WORK TO COMPLETE -
- a) Do the following statements agree with the post about masturbation and edging? Answer yes or no for each, quoting the words of the post that decide it.
(i) The writer set a rule against masturbating about three years ago.
(ii) The writer's wife believes the latest disclosure.
(iii) The writer learned the term "edging" a month ago.
- b) Resume the post about masturbation and edging, starting right after its last sentence.

-------- EXTRACTED TEXT

Masturbation and Edging

I’ve been struggling with porn addiction and masturbation for over 20 years. I’ve had relapse after relapse. I’ve lied to my wife straight to her face about it so many times I can’t even count. This last disclosure was the worst. It took trickle truth after trickle truth to finally get everything out, but it was too late. She doesn’t believe me and thinks I’m still hiding things. I don’t blame her.

Before I get to my issue, I’d like to address my background (which I believe so many others can relate…). For years, I would redefine my addiction, rationalize and minimize, change what a “relapse” really was to me. Hardcore porn was a no-no. So softcore was ok. Softcore became a problem, so I would use Facebook and Instagram. So on and so on. I would set a “code,” then break it by bending the rules.

Here we are today. About 3 years ago, I set a rule that I won’t masturbate. Masturbation included ejaculation, so I would play with myself right to the edge of orgasm and stop. I was so novel! I thought I had invented something new, but also something so weird. It was a hard line that I couldn’t “gray area” my way out. It was black and white. Two weeks ago I found out that this was a fairly common technique called “edging.” I literally thought I was the only one in the world doing this. I was surprised, somewhat relieved, that I wasn’t alone.

----------------
-------- DATA EXTRACT

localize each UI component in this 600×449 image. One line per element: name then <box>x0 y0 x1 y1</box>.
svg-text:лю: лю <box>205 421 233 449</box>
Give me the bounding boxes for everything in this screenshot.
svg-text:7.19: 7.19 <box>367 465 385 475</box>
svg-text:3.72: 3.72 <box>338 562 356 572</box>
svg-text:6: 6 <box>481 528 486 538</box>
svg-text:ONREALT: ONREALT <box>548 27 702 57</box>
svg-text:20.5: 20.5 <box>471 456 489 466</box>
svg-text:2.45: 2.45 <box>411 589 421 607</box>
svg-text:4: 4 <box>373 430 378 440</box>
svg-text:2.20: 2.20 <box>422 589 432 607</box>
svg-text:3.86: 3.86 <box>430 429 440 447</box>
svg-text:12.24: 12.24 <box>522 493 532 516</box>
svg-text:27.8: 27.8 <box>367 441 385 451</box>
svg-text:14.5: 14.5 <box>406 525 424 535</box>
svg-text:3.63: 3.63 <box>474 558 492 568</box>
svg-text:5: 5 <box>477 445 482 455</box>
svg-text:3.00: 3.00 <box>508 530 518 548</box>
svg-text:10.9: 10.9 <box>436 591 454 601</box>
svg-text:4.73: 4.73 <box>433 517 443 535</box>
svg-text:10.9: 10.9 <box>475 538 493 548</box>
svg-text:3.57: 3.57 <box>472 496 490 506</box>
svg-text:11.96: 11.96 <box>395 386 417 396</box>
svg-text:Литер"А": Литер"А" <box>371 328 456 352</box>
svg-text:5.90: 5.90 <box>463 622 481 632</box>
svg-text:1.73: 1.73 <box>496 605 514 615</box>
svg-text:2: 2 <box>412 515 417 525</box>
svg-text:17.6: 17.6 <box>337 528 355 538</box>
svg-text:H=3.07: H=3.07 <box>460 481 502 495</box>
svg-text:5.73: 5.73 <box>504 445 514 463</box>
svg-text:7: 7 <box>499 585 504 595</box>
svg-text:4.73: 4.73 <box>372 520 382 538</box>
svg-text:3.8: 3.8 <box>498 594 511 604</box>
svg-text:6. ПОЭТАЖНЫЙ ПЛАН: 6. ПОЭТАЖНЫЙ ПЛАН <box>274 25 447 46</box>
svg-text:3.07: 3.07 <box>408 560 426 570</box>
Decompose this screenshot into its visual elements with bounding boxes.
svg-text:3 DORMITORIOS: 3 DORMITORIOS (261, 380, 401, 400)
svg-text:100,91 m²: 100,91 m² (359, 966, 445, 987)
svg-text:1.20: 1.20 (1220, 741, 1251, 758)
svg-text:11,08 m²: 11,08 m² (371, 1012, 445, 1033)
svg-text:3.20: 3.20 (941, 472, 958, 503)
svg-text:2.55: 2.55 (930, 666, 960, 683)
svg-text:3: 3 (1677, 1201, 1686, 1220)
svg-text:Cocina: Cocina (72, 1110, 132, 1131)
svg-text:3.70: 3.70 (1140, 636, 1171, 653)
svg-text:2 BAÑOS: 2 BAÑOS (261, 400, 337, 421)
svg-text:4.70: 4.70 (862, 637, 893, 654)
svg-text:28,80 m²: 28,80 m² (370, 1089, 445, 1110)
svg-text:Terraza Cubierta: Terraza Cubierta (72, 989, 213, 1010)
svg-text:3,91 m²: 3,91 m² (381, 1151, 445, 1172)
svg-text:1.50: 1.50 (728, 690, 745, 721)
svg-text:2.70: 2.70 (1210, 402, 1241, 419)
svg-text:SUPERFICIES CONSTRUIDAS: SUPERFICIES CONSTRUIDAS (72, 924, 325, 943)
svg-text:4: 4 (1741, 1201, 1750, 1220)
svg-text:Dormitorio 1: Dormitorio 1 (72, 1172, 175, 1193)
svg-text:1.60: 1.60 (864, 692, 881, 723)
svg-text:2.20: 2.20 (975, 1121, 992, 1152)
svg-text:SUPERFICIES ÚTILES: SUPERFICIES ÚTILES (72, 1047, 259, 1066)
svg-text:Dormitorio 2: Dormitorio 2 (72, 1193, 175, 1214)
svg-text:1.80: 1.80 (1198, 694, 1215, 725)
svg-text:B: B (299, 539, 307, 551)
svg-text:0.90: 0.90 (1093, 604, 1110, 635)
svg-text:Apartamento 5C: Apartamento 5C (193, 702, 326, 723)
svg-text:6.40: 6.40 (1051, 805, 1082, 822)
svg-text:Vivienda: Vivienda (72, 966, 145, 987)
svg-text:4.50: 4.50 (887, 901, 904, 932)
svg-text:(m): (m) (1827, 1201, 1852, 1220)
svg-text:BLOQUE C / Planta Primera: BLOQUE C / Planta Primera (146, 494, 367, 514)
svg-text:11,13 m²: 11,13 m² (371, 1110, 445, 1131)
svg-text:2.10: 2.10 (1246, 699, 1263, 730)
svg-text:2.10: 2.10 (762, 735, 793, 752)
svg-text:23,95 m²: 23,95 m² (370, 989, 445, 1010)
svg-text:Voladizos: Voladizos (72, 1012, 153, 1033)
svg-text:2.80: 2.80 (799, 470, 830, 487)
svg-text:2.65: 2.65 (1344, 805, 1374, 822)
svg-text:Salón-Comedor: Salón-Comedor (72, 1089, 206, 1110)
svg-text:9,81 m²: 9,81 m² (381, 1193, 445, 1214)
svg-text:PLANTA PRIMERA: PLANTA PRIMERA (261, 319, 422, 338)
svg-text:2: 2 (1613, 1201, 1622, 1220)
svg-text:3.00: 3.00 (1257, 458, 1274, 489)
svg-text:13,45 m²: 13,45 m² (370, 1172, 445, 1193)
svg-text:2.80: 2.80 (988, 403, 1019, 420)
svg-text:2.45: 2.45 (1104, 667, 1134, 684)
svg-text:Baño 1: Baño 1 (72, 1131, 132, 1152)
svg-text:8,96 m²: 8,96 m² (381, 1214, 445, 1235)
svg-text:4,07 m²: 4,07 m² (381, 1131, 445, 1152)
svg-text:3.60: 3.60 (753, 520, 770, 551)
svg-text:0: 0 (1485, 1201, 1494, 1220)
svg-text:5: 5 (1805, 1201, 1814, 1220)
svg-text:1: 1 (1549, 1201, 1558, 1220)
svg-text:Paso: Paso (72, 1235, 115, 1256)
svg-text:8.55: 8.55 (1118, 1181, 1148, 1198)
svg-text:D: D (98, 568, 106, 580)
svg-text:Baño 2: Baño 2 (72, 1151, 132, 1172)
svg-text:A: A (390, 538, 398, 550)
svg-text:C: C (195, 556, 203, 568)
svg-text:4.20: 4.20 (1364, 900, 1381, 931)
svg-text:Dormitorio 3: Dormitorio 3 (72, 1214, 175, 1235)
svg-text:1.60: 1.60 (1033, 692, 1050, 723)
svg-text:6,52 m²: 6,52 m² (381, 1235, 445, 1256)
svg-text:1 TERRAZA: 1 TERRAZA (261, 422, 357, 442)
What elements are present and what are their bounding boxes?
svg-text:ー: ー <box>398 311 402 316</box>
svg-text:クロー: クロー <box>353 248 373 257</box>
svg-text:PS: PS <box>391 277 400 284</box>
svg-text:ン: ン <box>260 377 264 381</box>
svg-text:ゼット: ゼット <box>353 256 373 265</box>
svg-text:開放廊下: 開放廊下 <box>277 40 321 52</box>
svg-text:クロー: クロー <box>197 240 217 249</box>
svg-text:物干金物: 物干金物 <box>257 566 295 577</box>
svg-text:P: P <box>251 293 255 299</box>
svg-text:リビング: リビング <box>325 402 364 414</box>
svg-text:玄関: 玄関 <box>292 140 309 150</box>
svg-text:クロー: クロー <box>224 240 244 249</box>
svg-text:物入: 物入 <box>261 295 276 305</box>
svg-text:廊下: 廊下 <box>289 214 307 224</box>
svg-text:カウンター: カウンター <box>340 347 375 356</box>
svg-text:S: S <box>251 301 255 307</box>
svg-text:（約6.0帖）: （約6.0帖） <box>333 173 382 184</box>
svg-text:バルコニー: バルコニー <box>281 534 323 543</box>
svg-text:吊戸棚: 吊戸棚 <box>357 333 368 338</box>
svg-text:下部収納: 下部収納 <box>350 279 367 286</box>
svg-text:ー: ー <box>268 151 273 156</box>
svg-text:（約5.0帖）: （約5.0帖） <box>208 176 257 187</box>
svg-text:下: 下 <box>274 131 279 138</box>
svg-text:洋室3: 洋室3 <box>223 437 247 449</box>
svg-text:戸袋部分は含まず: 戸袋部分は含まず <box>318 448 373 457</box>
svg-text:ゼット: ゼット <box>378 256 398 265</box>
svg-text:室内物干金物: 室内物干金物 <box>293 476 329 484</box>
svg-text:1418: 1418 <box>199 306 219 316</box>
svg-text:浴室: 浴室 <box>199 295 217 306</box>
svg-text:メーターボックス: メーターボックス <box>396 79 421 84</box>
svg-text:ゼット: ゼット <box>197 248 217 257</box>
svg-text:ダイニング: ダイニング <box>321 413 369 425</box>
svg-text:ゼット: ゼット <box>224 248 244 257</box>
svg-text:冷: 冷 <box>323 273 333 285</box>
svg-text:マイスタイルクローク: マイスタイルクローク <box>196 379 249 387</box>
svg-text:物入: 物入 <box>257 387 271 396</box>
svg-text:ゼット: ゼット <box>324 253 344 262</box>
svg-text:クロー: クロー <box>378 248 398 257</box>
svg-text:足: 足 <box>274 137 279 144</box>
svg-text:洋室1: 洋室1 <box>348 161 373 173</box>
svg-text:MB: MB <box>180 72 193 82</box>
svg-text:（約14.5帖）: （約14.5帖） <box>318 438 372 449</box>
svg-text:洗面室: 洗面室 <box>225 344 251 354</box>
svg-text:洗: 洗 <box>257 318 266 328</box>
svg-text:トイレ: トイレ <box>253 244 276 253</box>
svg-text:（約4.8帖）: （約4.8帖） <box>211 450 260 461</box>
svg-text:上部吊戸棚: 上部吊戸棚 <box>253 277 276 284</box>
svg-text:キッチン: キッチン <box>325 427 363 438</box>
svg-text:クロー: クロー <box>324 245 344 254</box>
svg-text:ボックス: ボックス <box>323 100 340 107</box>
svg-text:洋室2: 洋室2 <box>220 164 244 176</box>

----------------

RESPONSES TO THE TASKS -
- a)
(i) Yes: "About 3 years ago, I set a rule that I won’t masturbate."
(ii) No: "She doesn’t believe me and thinks I’m still hiding things."
(iii) No: "Two weeks ago I found out that this was a fairly common technique called “edging.”"

- b)
I’ve been “edging” for nearly 3 years. I would do it nearly everyday when I was alone. My wife works in a school setting, so I would go summers and weekends and holidays without doing it. We would also have sex “regularly,” at least what I would consider regular for 40+ year olds with teenage kids.

In those 3 years (minus the off periods mentioned above), I had ONE time where I couldn’t control it. I tried to stop, but it was too late. Semen came out. Funny, but not funny, I did’t even “get my money’s worth” as it wasn’t even a full release. I broke my code. I was ashamed.

My issue now is trust with my wife. She is convinced that there is no possible way that I can go essentially 3 years “edging” and only have one accident; one incident where I took it too far. She told her friends, therapist, and family about this and they all agree that it’s “hard to believe” that I only broke my code once. We are at a stand still.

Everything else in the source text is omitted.